# Directions for this task:
Put every item below into a Markdown table with two columns, Row and Line. Number each row, and leave out any blank lines.

☆ ☆ ☆

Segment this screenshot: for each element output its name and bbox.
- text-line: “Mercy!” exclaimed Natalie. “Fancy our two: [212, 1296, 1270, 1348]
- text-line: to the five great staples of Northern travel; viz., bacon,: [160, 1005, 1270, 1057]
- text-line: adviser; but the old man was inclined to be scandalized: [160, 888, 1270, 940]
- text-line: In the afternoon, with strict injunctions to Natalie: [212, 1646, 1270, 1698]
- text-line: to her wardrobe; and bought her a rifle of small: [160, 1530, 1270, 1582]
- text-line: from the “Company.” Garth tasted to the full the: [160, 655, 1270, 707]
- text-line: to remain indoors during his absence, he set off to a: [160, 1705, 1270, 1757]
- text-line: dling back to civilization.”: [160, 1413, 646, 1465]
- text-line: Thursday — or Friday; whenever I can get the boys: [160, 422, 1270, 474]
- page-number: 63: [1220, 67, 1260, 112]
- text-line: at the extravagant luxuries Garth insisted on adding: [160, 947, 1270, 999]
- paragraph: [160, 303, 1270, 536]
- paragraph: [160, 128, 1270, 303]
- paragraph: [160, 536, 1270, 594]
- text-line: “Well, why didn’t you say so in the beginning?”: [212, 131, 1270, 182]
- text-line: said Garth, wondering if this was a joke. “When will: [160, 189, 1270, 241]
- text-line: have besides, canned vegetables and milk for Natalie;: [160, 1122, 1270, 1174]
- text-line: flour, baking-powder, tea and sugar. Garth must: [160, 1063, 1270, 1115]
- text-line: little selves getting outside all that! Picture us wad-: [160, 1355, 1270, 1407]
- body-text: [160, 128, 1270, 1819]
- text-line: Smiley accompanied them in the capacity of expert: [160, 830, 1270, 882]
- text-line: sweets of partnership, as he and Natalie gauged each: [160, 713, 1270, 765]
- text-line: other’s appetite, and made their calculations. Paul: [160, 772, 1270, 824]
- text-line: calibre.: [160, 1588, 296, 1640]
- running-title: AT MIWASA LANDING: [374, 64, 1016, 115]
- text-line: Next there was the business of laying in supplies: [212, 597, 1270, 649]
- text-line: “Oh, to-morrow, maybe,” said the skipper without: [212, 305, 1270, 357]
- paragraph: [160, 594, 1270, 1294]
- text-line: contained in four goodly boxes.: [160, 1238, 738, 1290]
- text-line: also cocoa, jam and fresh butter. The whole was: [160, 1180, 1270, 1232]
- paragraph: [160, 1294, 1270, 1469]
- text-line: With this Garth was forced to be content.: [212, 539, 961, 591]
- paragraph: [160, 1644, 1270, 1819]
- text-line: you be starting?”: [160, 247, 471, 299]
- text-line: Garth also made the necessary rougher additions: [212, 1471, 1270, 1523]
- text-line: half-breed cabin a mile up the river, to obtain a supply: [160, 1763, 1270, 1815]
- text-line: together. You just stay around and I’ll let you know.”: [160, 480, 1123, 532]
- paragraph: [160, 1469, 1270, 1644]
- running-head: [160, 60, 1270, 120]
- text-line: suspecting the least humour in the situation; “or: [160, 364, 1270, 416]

☆ ☆ ☆

# Right answer:
| Row | Line |
|---|---|
| 1 | Segment this screenshot: for each element output its name and bbox. |
| 2 | - text-line: “Mercy!” exclaimed Natalie. “Fancy our two: [212, 1296, 1270, 1348] |
| 3 | - text-line: to the five great staples of Northern travel; viz., bacon,: [160, 1005, 1270, 1057] |
| 4 | - text-line: adviser; but the old man was inclined to be scandalized: [160, 888, 1270, 940] |
| 5 | - text-line: In the afternoon, with strict injunctions to Natalie: [212, 1646, 1270, 1698] |
| 6 | - text-line: to her wardrobe; and bought her a rifle of small: [160, 1530, 1270, 1582] |
| 7 | - text-line: from the “Company.” Garth tasted to the full the: [160, 655, 1270, 707] |
| 8 | - text-line: to remain indoors during his absence, he set off to a: [160, 1705, 1270, 1757] |
| 9 | - text-line: dling back to civilization.”: [160, 1413, 646, 1465] |
| 10 | - text-line: Thursday — or Friday; whenever I can get the boys: [160, 422, 1270, 474] |
| 11 | - page-number: 63: [1220, 67, 1260, 112] |
| 12 | - text-line: at the extravagant luxuries Garth insisted on adding: [160, 947, 1270, 999] |
| 13 | - paragraph: [160, 303, 1270, 536] |
| 14 | - paragraph: [160, 128, 1270, 303] |
| 15 | - paragraph: [160, 536, 1270, 594] |
| 16 | - text-line: “Well, why didn’t you say so in the beginning?”: [212, 131, 1270, 182] |
| 17 | - text-line: said Garth, wondering if this was a joke. “When will: [160, 189, 1270, 241] |
| 18 | - text-line: have besides, canned vegetables and milk for Natalie;: [160, 1122, 1270, 1174] |
| 19 | - text-line: flour, baking-powder, tea and sugar. Garth must: [160, 1063, 1270, 1115] |
| 20 | - text-line: little selves getting outside all that! Picture us wad-: [160, 1355, 1270, 1407] |
| 21 | - body-text: [160, 128, 1270, 1819] |
| 22 | - text-line: Smiley accompanied them in the capacity of expert: [160, 830, 1270, 882] |
| 23 | - text-line: sweets of partnership, as he and Natalie gauged each: [160, 713, 1270, 765] |
| 24 | - text-line: other’s appetite, and made their calculations. Paul: [160, 772, 1270, 824] |
| 25 | - text-line: calibre.: [160, 1588, 296, 1640] |
| 26 | - running-title: AT MIWASA LANDING: [374, 64, 1016, 115] |
| 27 | - text-line: Next there was the business of laying in supplies: [212, 597, 1270, 649] |
| 28 | - text-line: “Oh, to-morrow, maybe,” said the skipper without: [212, 305, 1270, 357] |
| 29 | - paragraph: [160, 594, 1270, 1294] |
| 30 | - text-line: contained in four goodly boxes.: [160, 1238, 738, 1290] |
| 31 | - text-line: also cocoa, jam and fresh butter. The whole was: [160, 1180, 1270, 1232] |
| 32 | - paragraph: [160, 1294, 1270, 1469] |
| 33 | - text-line: With this Garth was forced to be content.: [212, 539, 961, 591] |
| 34 | - paragraph: [160, 1644, 1270, 1819] |
| 35 | - text-line: you be starting?”: [160, 247, 471, 299] |
| 36 | - text-line: Garth also made the necessary rougher additions: [212, 1471, 1270, 1523] |
| 37 | - text-line: half-breed cabin a mile up the river, to obtain a supply: [160, 1763, 1270, 1815] |
| 38 | - text-line: together. You just stay around and I’ll let you know.”: [160, 480, 1123, 532] |
| 39 | - paragraph: [160, 1469, 1270, 1644] |
| 40 | - running-head: [160, 60, 1270, 120] |
| 41 | - text-line: suspecting the least humour in the situation; “or: [160, 364, 1270, 416] |